Entries shown —
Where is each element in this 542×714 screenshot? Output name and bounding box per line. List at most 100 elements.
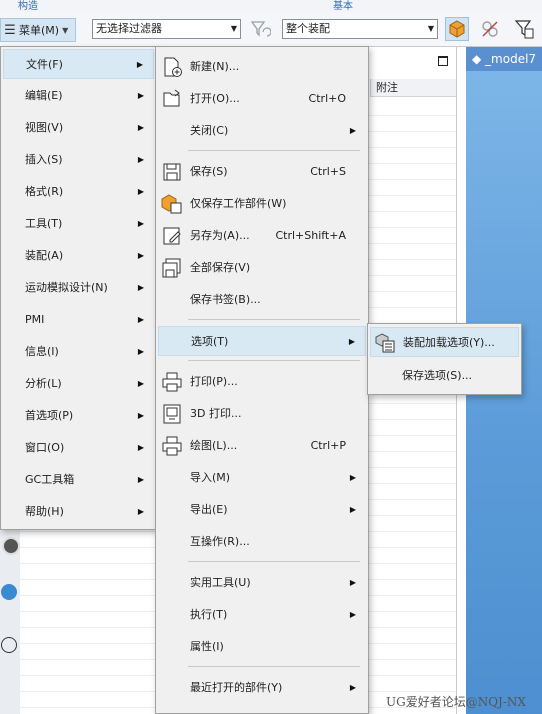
menu-item-insert[interactable]: 插入(S) ▶	[3, 145, 154, 175]
column-header-notes[interactable]: 附注	[370, 79, 456, 97]
menu-item-export[interactable]: 导出(E) ▶	[158, 495, 366, 525]
menu-separator	[188, 561, 360, 562]
shortcut-text: Ctrl+P	[310, 439, 346, 452]
menu-item-execute[interactable]: 执行(T) ▶	[158, 600, 366, 630]
model-tab-title: _model7	[485, 52, 537, 66]
print-icon	[161, 371, 183, 393]
ribbon-group-label: 构造	[18, 1, 38, 12]
menu-item-label: 运动模拟设计(N)	[25, 281, 108, 294]
plot-icon	[161, 435, 183, 457]
menu-item-label: 3D 打印...	[190, 407, 242, 420]
submenu-arrow-icon: ▶	[349, 126, 356, 135]
assembly-selection-icon[interactable]	[445, 17, 469, 41]
save-work-part-icon	[161, 193, 183, 215]
menu-item-label: 装配(A)	[25, 249, 64, 262]
resource-bar-icon[interactable]	[2, 537, 20, 555]
menu-item-assembly[interactable]: 装配(A) ▶	[3, 241, 154, 271]
menu-item-3d-print[interactable]: 3D 打印...	[158, 399, 366, 429]
submenu-arrow-icon: ▶	[137, 315, 144, 324]
menu-item-analysis[interactable]: 分析(L) ▶	[3, 369, 154, 399]
menu-item-save-options[interactable]: 保存选项(S)...	[370, 361, 519, 391]
menu-separator	[188, 150, 360, 151]
menu-item-save-bookmark[interactable]: 保存书签(B)...	[158, 285, 366, 315]
menu-item-save-all[interactable]: 全部保存(V)	[158, 253, 366, 283]
menu-item-help[interactable]: 帮助(H) ▶	[3, 497, 154, 527]
menu-item-label: 全部保存(V)	[190, 261, 251, 274]
menu-item-import[interactable]: 导入(M) ▶	[158, 463, 366, 493]
menu-item-label: 编辑(E)	[25, 89, 63, 102]
menu-item-interoperate[interactable]: 互操作(R)...	[158, 527, 366, 557]
menu-item-recent-parts[interactable]: 最近打开的部件(Y) ▶	[158, 673, 366, 703]
menu-item-label: 视图(V)	[25, 121, 64, 134]
watermark: UG爱好者论坛@NQJ-NX	[386, 695, 526, 709]
menu-item-format[interactable]: 格式(R) ▶	[3, 177, 154, 207]
menu-item-save-work-part[interactable]: 仅保存工作部件(W)	[158, 189, 366, 219]
menu-item-label: 帮助(H)	[25, 505, 64, 518]
menu-item-label: 选项(T)	[191, 335, 229, 348]
model-tab[interactable]: ◆ _model7	[466, 47, 542, 71]
menu-item-label: 新建(N)...	[190, 60, 240, 73]
menu-item-utilities[interactable]: 实用工具(U) ▶	[158, 568, 366, 598]
menu-item-label: 装配加载选项(Y)...	[403, 336, 495, 349]
menu-item-motion-simulation[interactable]: 运动模拟设计(N) ▶	[3, 273, 154, 303]
menu-separator	[188, 360, 360, 361]
save-icon	[161, 161, 183, 183]
menu-item-label: 窗口(O)	[25, 441, 65, 454]
globe-icon[interactable]	[1, 584, 17, 600]
menu-item-pmi[interactable]: PMI ▶	[3, 305, 154, 335]
menu-item-assembly-load-options[interactable]: 装配加载选项(Y)...	[370, 327, 519, 357]
menu-item-plot[interactable]: 绘图(L)... Ctrl+P	[158, 431, 366, 461]
selection-scope-dropdown[interactable]: 整个装配 ▼	[282, 19, 438, 39]
submenu-arrow-icon: ▶	[136, 60, 143, 69]
shortcut-text: Ctrl+O	[308, 92, 346, 105]
clock-icon[interactable]	[1, 637, 17, 653]
hamburger-icon: ☰	[4, 22, 16, 38]
menu-button[interactable]: ☰ 菜单(M) ▼	[0, 18, 76, 42]
menu-item-edit[interactable]: 编辑(E) ▶	[3, 81, 154, 111]
menu-item-label: 互操作(R)...	[190, 535, 250, 548]
maximize-icon[interactable]	[438, 56, 448, 66]
filter-reset-icon[interactable]	[248, 17, 272, 41]
menu-item-print[interactable]: 打印(P)...	[158, 367, 366, 397]
menu-item-label: 仅保存工作部件(W)	[190, 197, 287, 210]
chevron-down-icon: ▼	[230, 24, 237, 33]
menu-item-file[interactable]: 文件(F) ▶	[3, 49, 154, 79]
submenu-arrow-icon: ▶	[137, 283, 144, 292]
menu-item-close[interactable]: 关闭(C) ▶	[158, 116, 366, 146]
menu-item-label: 格式(R)	[25, 185, 64, 198]
menu-item-label: 打印(P)...	[190, 375, 238, 388]
type-filter-dropdown[interactable]: 无选择过滤器 ▼	[92, 19, 241, 39]
submenu-arrow-icon: ▶	[137, 251, 144, 260]
component-link-icon[interactable]	[478, 17, 502, 41]
selection-scope-value: 整个装配	[286, 22, 330, 35]
new-file-icon	[161, 56, 183, 78]
model-tab-icon: ◆	[472, 52, 486, 66]
menu-item-properties[interactable]: 属性(I)	[158, 632, 366, 662]
chevron-down-icon: ▼	[62, 25, 69, 35]
funnel-filter-icon[interactable]	[512, 17, 536, 41]
ribbon-group-label: 基本	[333, 1, 353, 12]
menu-item-new[interactable]: 新建(N)...	[158, 52, 366, 82]
submenu-arrow-icon: ▶	[137, 507, 144, 516]
menu-item-open[interactable]: 打开(O)... Ctrl+O	[158, 84, 366, 114]
menu-item-save[interactable]: 保存(S) Ctrl+S	[158, 157, 366, 187]
menu-item-label: 保存(S)	[190, 165, 228, 178]
menu-item-label: 分析(L)	[25, 377, 62, 390]
menu-item-options[interactable]: 选项(T) ▶	[158, 326, 366, 356]
menu-item-view[interactable]: 视图(V) ▶	[3, 113, 154, 143]
shortcut-text: Ctrl+S	[310, 165, 346, 178]
menu-item-information[interactable]: 信息(I) ▶	[3, 337, 154, 367]
options-submenu: 装配加载选项(Y)... 保存选项(S)...	[367, 323, 522, 395]
menu-item-label: 最近打开的部件(Y)	[190, 681, 283, 694]
menu-item-label: 绘图(L)...	[190, 439, 238, 452]
submenu-arrow-icon: ▶	[137, 411, 144, 420]
menu-item-tools[interactable]: 工具(T) ▶	[3, 209, 154, 239]
menu-item-label: 文件(F)	[26, 58, 63, 71]
menu-item-gc-toolkit[interactable]: GC工具箱 ▶	[3, 465, 154, 495]
menu-item-label: GC工具箱	[25, 473, 75, 486]
menu-item-preferences[interactable]: 首选项(P) ▶	[3, 401, 154, 431]
menu-item-save-as[interactable]: 另存为(A)... Ctrl+Shift+A	[158, 221, 366, 251]
main-menu: 文件(F) ▶ 编辑(E) ▶ 视图(V) ▶ 插入(S) ▶ 格式(R) ▶ 工具(T)…	[0, 46, 157, 530]
menu-item-window[interactable]: 窗口(O) ▶	[3, 433, 154, 463]
menu-item-label: 导入(M)	[190, 471, 231, 484]
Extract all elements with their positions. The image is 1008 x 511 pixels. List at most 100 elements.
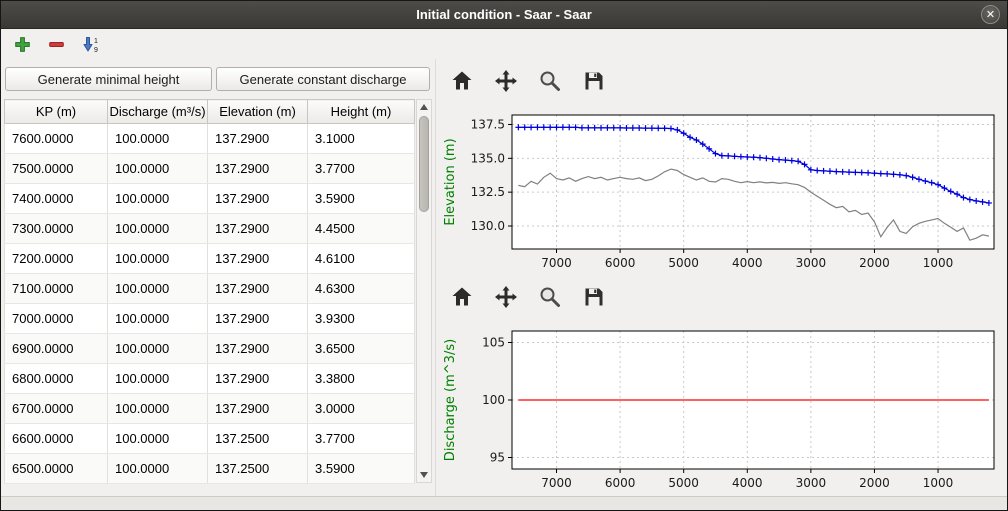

Written instruction —
Reproduce the lines above verbatim, starting at the line that contains "145, 154, 175]" and ending at the line that contains "335, 229, 348]", both included.

Worked solution —
menu-item-insert[interactable]: 插入(S) ▶	[3, 145, 154, 175]
column-header-notes[interactable]: 附注	[370, 79, 456, 97]
menu-item-export[interactable]: 导出(E) ▶	[158, 495, 366, 525]
menu-separator	[188, 561, 360, 562]
shortcut-text: Ctrl+P	[310, 439, 346, 452]
menu-item-execute[interactable]: 执行(T) ▶	[158, 600, 366, 630]
model-tab-title: _model7	[485, 52, 537, 66]
print-icon	[161, 371, 183, 393]
ribbon-group-label: 构造	[18, 1, 38, 12]
menu-item-label: 运动模拟设计(N)	[25, 281, 108, 294]
plot-icon	[161, 435, 183, 457]
menu-item-label: 3D 打印...	[190, 407, 242, 420]
submenu-arrow-icon: ▶	[349, 126, 356, 135]
assembly-selection-icon[interactable]	[445, 17, 469, 41]
save-work-part-icon	[161, 193, 183, 215]
menu-item-label: 装配(A)	[25, 249, 64, 262]
resource-bar-icon[interactable]	[2, 537, 20, 555]
menu-item-assembly[interactable]: 装配(A) ▶	[3, 241, 154, 271]
menu-item-3d-print[interactable]: 3D 打印...	[158, 399, 366, 429]
submenu-arrow-icon: ▶	[137, 315, 144, 324]
menu-item-analysis[interactable]: 分析(L) ▶	[3, 369, 154, 399]
menu-item-save-options[interactable]: 保存选项(S)...	[370, 361, 519, 391]
menu-separator	[188, 150, 360, 151]
menu-item-save-bookmark[interactable]: 保存书签(B)...	[158, 285, 366, 315]
menu-item-save-all[interactable]: 全部保存(V)	[158, 253, 366, 283]
menu-item-help[interactable]: 帮助(H) ▶	[3, 497, 154, 527]
menu-item-label: 全部保存(V)	[190, 261, 251, 274]
menu-item-import[interactable]: 导入(M) ▶	[158, 463, 366, 493]
menu-item-label: 编辑(E)	[25, 89, 63, 102]
menu-item-interoperate[interactable]: 互操作(R)...	[158, 527, 366, 557]
menu-item-recent-parts[interactable]: 最近打开的部件(Y) ▶	[158, 673, 366, 703]
menu-item-label: 视图(V)	[25, 121, 64, 134]
watermark: UG爱好者论坛@NQJ-NX	[386, 695, 526, 709]
menu-item-format[interactable]: 格式(R) ▶	[3, 177, 154, 207]
menu-item-save-work-part[interactable]: 仅保存工作部件(W)	[158, 189, 366, 219]
menu-item-label: 帮助(H)	[25, 505, 64, 518]
menu-item-label: 选项(T)	[191, 335, 229, 348]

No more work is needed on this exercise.